───── Input for this task

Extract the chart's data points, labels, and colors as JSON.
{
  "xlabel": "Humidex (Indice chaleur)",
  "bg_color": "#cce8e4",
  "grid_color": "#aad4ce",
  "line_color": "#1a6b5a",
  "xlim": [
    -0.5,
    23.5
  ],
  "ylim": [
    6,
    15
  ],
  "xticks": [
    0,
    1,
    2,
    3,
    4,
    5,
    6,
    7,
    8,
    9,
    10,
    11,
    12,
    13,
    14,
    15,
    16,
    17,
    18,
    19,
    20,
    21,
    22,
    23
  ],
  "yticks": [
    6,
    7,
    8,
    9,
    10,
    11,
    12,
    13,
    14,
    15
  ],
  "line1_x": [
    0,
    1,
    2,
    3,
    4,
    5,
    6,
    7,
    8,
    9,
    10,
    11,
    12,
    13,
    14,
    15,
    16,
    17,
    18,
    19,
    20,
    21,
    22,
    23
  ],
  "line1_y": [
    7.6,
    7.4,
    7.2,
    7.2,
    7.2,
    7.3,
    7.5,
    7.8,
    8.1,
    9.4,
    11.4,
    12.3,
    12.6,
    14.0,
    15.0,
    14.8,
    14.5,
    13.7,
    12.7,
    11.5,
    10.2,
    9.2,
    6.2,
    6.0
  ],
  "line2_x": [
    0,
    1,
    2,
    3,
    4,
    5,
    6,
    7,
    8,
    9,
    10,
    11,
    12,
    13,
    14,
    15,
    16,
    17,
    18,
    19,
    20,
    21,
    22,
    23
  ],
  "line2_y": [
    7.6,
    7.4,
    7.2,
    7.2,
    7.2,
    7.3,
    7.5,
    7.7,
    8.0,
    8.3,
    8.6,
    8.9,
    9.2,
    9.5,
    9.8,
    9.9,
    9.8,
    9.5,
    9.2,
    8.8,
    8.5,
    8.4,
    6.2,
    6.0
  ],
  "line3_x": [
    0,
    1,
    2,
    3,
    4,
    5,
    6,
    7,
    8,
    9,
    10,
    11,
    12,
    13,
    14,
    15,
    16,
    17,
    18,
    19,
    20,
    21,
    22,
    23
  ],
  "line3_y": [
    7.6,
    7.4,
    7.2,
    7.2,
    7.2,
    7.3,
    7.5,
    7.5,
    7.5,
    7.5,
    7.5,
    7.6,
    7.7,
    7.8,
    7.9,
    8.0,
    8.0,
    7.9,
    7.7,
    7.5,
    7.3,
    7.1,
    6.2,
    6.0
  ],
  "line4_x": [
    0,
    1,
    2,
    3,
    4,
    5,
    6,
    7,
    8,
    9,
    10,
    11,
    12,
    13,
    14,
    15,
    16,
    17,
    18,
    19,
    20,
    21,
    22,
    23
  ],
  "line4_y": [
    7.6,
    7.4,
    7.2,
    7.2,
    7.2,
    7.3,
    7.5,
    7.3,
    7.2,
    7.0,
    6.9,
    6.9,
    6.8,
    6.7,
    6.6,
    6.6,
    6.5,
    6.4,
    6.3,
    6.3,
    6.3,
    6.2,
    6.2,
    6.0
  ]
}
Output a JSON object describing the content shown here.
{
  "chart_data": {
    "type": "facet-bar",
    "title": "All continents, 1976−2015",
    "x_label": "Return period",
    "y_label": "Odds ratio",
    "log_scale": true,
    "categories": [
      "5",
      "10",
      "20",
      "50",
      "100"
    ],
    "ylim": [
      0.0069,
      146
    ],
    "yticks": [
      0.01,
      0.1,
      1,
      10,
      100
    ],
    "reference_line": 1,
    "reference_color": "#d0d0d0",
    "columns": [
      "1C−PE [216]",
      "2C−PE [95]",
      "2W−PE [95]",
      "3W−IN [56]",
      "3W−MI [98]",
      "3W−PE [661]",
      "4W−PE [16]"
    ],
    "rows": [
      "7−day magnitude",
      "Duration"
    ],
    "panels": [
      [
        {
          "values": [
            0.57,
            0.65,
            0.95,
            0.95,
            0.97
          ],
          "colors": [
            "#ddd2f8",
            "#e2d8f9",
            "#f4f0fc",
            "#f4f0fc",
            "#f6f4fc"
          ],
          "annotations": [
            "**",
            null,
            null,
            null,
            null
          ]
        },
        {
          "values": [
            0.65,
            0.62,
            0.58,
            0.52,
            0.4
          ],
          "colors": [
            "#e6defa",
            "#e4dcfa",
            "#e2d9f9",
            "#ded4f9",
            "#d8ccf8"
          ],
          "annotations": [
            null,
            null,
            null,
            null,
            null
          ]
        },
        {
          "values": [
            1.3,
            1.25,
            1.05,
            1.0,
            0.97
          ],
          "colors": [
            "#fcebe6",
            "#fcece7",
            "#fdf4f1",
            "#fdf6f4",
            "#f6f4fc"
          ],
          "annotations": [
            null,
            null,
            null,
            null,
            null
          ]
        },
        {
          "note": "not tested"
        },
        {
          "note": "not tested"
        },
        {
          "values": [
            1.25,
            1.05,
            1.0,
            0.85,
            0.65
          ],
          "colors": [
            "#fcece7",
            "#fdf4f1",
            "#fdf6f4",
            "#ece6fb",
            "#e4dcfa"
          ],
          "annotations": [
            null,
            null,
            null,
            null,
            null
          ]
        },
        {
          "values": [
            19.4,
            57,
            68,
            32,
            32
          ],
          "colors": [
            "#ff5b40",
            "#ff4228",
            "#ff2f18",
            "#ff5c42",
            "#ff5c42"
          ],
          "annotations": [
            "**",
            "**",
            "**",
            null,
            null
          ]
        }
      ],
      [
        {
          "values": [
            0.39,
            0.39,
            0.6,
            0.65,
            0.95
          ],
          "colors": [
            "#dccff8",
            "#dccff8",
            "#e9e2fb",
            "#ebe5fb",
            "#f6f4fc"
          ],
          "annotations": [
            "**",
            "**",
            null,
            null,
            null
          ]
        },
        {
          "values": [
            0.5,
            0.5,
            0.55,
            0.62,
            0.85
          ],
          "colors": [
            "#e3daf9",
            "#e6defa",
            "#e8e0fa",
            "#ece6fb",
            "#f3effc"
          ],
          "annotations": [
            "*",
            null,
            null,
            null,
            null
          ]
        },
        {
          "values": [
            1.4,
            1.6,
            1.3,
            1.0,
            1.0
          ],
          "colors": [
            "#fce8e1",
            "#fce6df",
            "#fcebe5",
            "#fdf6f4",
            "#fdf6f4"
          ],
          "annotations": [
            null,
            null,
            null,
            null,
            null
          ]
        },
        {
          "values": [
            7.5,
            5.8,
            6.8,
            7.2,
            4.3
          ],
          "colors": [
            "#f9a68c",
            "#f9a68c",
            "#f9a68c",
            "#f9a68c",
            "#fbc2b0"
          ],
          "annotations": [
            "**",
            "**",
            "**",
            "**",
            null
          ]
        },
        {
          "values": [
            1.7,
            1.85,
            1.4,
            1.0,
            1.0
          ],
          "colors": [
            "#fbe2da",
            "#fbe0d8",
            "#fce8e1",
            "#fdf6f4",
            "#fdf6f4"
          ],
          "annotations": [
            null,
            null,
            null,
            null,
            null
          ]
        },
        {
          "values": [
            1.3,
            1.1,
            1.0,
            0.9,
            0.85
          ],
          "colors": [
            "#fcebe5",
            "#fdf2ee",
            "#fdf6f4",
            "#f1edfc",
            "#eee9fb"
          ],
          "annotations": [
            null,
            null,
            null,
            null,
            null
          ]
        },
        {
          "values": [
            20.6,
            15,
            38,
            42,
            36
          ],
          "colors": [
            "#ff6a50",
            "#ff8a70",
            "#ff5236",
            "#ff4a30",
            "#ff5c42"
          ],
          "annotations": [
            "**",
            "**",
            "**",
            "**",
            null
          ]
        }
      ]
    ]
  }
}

──────────

# What to do
Return a copy of every line that includes the word "JSON".

# Task response
Extract the chart's data points, labels, and colors as JSON.
Output a JSON object describing the content shown here.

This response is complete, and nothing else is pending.